EXERCISE REQUIREMENTS: Keep the images out and copy every entry below exactly.

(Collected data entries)
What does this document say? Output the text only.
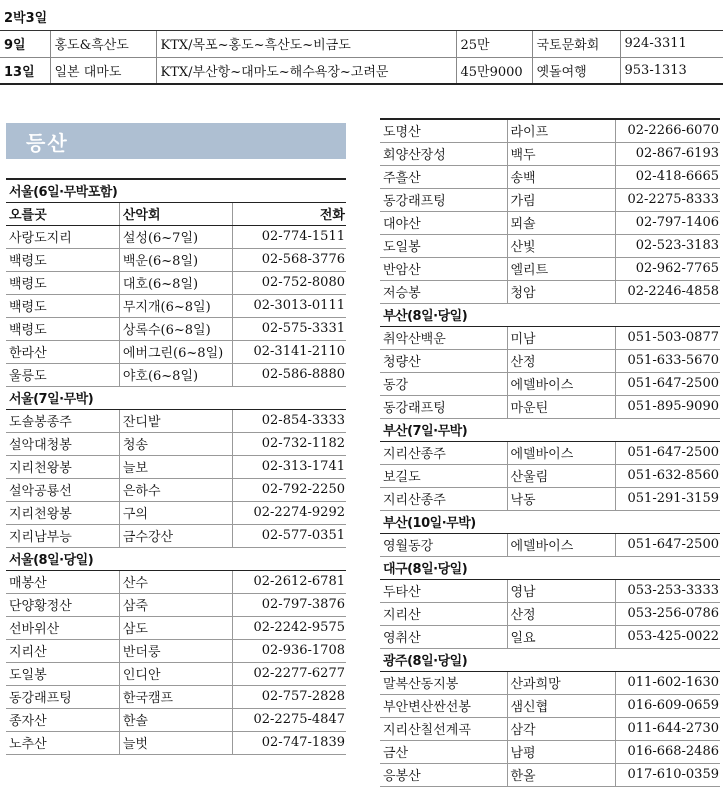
2박3일					
9일	홍도&흑산도	KTX/목포~홍도~흑산도~비금도	25만	국토문화회	924-3311
13일	일본 대마도	KTX/부산항~대마도~해수욕장~고려문	45만9000	옛돌여행	953-1313
등산
서울(6일·무박포함)		
오를곳	산악회	전화
사랑도지리	설성(6~7일)	02-774-1511
백령도	백운(6~8일)	02-568-3776
백령도	대호(6~8일)	02-752-8080
백령도	무지개(6~8일)	02-3013-0111
백령도	상록수(6~8일)	02-575-3331
한라산	에버그린(6~8일)	02-3141-2110
울릉도	야호(6~8일)	02-586-8880
서울(7일·무박)		
도솔봉종주	잔디밭	02-854-3333
설악대청봉	청송	02-732-1182
지리천왕봉	늘보	02-313-1741
설악공룡선	은하수	02-792-2250
지리천왕봉	구의	02-2274-9292
지리남부능	금수강산	02-577-0351
서울(8일·당일)		
매봉산	산수	02-2612-6781
단양황정산	삼죽	02-797-3876
선바위산	삼도	02-2242-9575
지리산	반더룽	02-936-1708
도일봉	인디안	02-2277-6277
동강래프팅	한국캠프	02-757-2828
종자산	한솔	02-2275-4847
노추산	늘벗	02-747-1839
도명산	라이프	02-2266-6070
회양산장성	백두	02-867-6193
주흘산	송백	02-418-6665
동강래프팅	가림	02-2275-8333
대야산	뫼솔	02-797-1406
도일봉	산빛	02-523-3183
반암산	엘리트	02-962-7765
저승봉	청암	02-2246-4858
부산(8일·당일)		
취악산백운	미남	051-503-0877
청량산	산정	051-633-5670
동강	에델바이스	051-647-2500
동강래프팅	마운틴	051-895-9090
부산(7일·무박)		
지리산종주	에델바이스	051-647-2500
보길도	산울림	051-632-8560
지리산종주	낙동	051-291-3159
부산(10일·무박)		
영월동강	에델바이스	051-647-2500
대구(8일·당일)		
두타산	영남	053-253-3333
지리산	산정	053-256-0786
영취산	일요	053-425-0022
광주(8일·당일)		
말복산동지봉	산과희망	011-602-1630
부안변산싼선봉	샘신협	016-609-0659
지리산칠선계곡	삼각	011-644-2730
금산	남평	016-668-2486
응봉산	한올	017-610-0359
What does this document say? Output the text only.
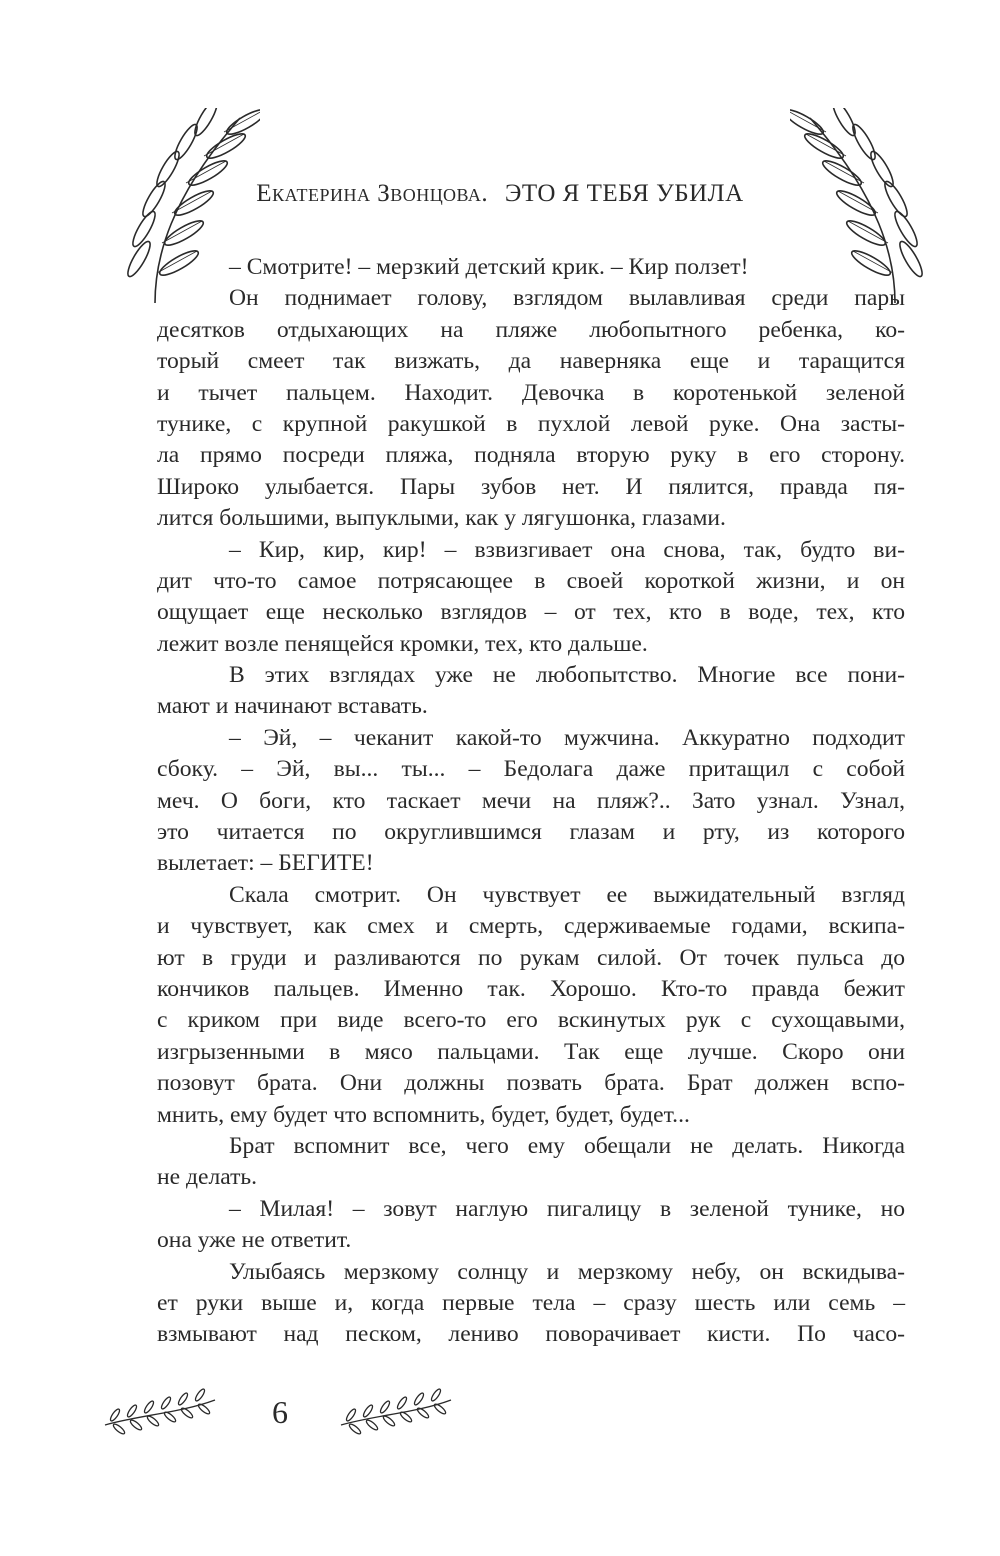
Екатерина Звонцова. ЭТО Я ТЕБЯ УБИЛА
– Смотрите! – мерзкий детский крик. – Кир ползет!
Он поднимает голову, взглядом вылавливая среди пары
десятков отдыхающих на пляже любопытного ребенка, ко-
торый смеет так визжать, да наверняка еще и таращится
и тычет пальцем. Находит. Девочка в коротенькой зеленой
тунике, с крупной ракушкой в пухлой левой руке. Она засты-
ла прямо посреди пляжа, подняла вторую руку в его сторону.
Широко улыбается. Пары зубов нет. И пялится, правда пя-
лится большими, выпуклыми, как у лягушонка, глазами.
– Кир, кир, кир! – взвизгивает она снова, так, будто ви-
дит что-то самое потрясающее в своей короткой жизни, и он
ощущает еще несколько взглядов – от тех, кто в воде, тех, кто
лежит возле пенящейся кромки, тех, кто дальше.
В этих взглядах уже не любопытство. Многие все пони-
мают и начинают вставать.
– Эй, – чеканит какой-то мужчина. Аккуратно подходит
сбоку. – Эй, вы... ты... – Бедолага даже притащил с собой
меч. О боги, кто таскает мечи на пляж?.. Зато узнал. Узнал,
это читается по округлившимся глазам и рту, из которого
вылетает: – БЕГИТЕ!
Скала смотрит. Он чувствует ее выжидательный взгляд
и чувствует, как смех и смерть, сдерживаемые годами, вскипа-
ют в груди и разливаются по рукам силой. От точек пульса до
кончиков пальцев. Именно так. Хорошо. Кто-то правда бежит
с криком при виде всего-то его вскинутых рук с сухощавыми,
изгрызенными в мясо пальцами. Так еще лучше. Скоро они
позовут брата. Они должны позвать брата. Брат должен вспо-
мнить, ему будет что вспомнить, будет, будет, будет...
Брат вспомнит все, чего ему обещали не делать. Никогда
не делать.
– Милая! – зовут наглую пигалицу в зеленой тунике, но
она уже не ответит.
Улыбаясь мерзкому солнцу и мерзкому небу, он вскидыва-
ет руки выше и, когда первые тела – сразу шесть или семь –
взмывают над песком, лениво поворачивает кисти. По часо-
6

TASK SOLUTION:
What does this document say? Output the text only.
2박3일					
9일	홍도&흑산도	KTX/목포~홍도~흑산도~비금도	25만	국토문화회	924-3311
13일	일본 대마도	KTX/부산항~대마도~해수욕장~고려문	45만9000	옛돌여행	953-1313
등산
서울(6일·무박포함)		
오를곳	산악회	전화
사랑도지리	설성(6~7일)	02-774-1511
백령도	백운(6~8일)	02-568-3776
백령도	대호(6~8일)	02-752-8080
백령도	무지개(6~8일)	02-3013-0111
백령도	상록수(6~8일)	02-575-3331
한라산	에버그린(6~8일)	02-3141-2110
울릉도	야호(6~8일)	02-586-8880
서울(7일·무박)		
도솔봉종주	잔디밭	02-854-3333
설악대청봉	청송	02-732-1182
지리천왕봉	늘보	02-313-1741
설악공룡선	은하수	02-792-2250
지리천왕봉	구의	02-2274-9292
지리남부능	금수강산	02-577-0351
서울(8일·당일)		
매봉산	산수	02-2612-6781
단양황정산	삼죽	02-797-3876
선바위산	삼도	02-2242-9575
지리산	반더룽	02-936-1708
도일봉	인디안	02-2277-6277
동강래프팅	한국캠프	02-757-2828
종자산	한솔	02-2275-4847
노추산	늘벗	02-747-1839
도명산	라이프	02-2266-6070
회양산장성	백두	02-867-6193
주흘산	송백	02-418-6665
동강래프팅	가림	02-2275-8333
대야산	뫼솔	02-797-1406
도일봉	산빛	02-523-3183
반암산	엘리트	02-962-7765
저승봉	청암	02-2246-4858
부산(8일·당일)		
취악산백운	미남	051-503-0877
청량산	산정	051-633-5670
동강	에델바이스	051-647-2500
동강래프팅	마운틴	051-895-9090
부산(7일·무박)		
지리산종주	에델바이스	051-647-2500
보길도	산울림	051-632-8560
지리산종주	낙동	051-291-3159
부산(10일·무박)		
영월동강	에델바이스	051-647-2500
대구(8일·당일)		
두타산	영남	053-253-3333
지리산	산정	053-256-0786
영취산	일요	053-425-0022
광주(8일·당일)		
말복산동지봉	산과희망	011-602-1630
부안변산싼선봉	샘신협	016-609-0659
지리산칠선계곡	삼각	011-644-2730
금산	남평	016-668-2486
응봉산	한올	017-610-0359
What does this document say? Output the text only.
Екатерина Звонцова. ЭТО Я ТЕБЯ УБИЛА
– Смотрите! – мерзкий детский крик. – Кир ползет!
Он поднимает голову, взглядом вылавливая среди пары
десятков отдыхающих на пляже любопытного ребенка, ко-
торый смеет так визжать, да наверняка еще и таращится
и тычет пальцем. Находит. Девочка в коротенькой зеленой
тунике, с крупной ракушкой в пухлой левой руке. Она засты-
ла прямо посреди пляжа, подняла вторую руку в его сторону.
Широко улыбается. Пары зубов нет. И пялится, правда пя-
лится большими, выпуклыми, как у лягушонка, глазами.
– Кир, кир, кир! – взвизгивает она снова, так, будто ви-
дит что-то самое потрясающее в своей короткой жизни, и он
ощущает еще несколько взглядов – от тех, кто в воде, тех, кто
лежит возле пенящейся кромки, тех, кто дальше.
В этих взглядах уже не любопытство. Многие все пони-
мают и начинают вставать.
– Эй, – чеканит какой-то мужчина. Аккуратно подходит
сбоку. – Эй, вы... ты... – Бедолага даже притащил с собой
меч. О боги, кто таскает мечи на пляж?.. Зато узнал. Узнал,
это читается по округлившимся глазам и рту, из которого
вылетает: – БЕГИТЕ!
Скала смотрит. Он чувствует ее выжидательный взгляд
и чувствует, как смех и смерть, сдерживаемые годами, вскипа-
ют в груди и разливаются по рукам силой. От точек пульса до
кончиков пальцев. Именно так. Хорошо. Кто-то правда бежит
с криком при виде всего-то его вскинутых рук с сухощавыми,
изгрызенными в мясо пальцами. Так еще лучше. Скоро они
позовут брата. Они должны позвать брата. Брат должен вспо-
мнить, ему будет что вспомнить, будет, будет, будет...
Брат вспомнит все, чего ему обещали не делать. Никогда
не делать.
– Милая! – зовут наглую пигалицу в зеленой тунике, но
она уже не ответит.
Улыбаясь мерзкому солнцу и мерзкому небу, он вскидыва-
ет руки выше и, когда первые тела – сразу шесть или семь –
взмывают над песком, лениво поворачивает кисти. По часо-
6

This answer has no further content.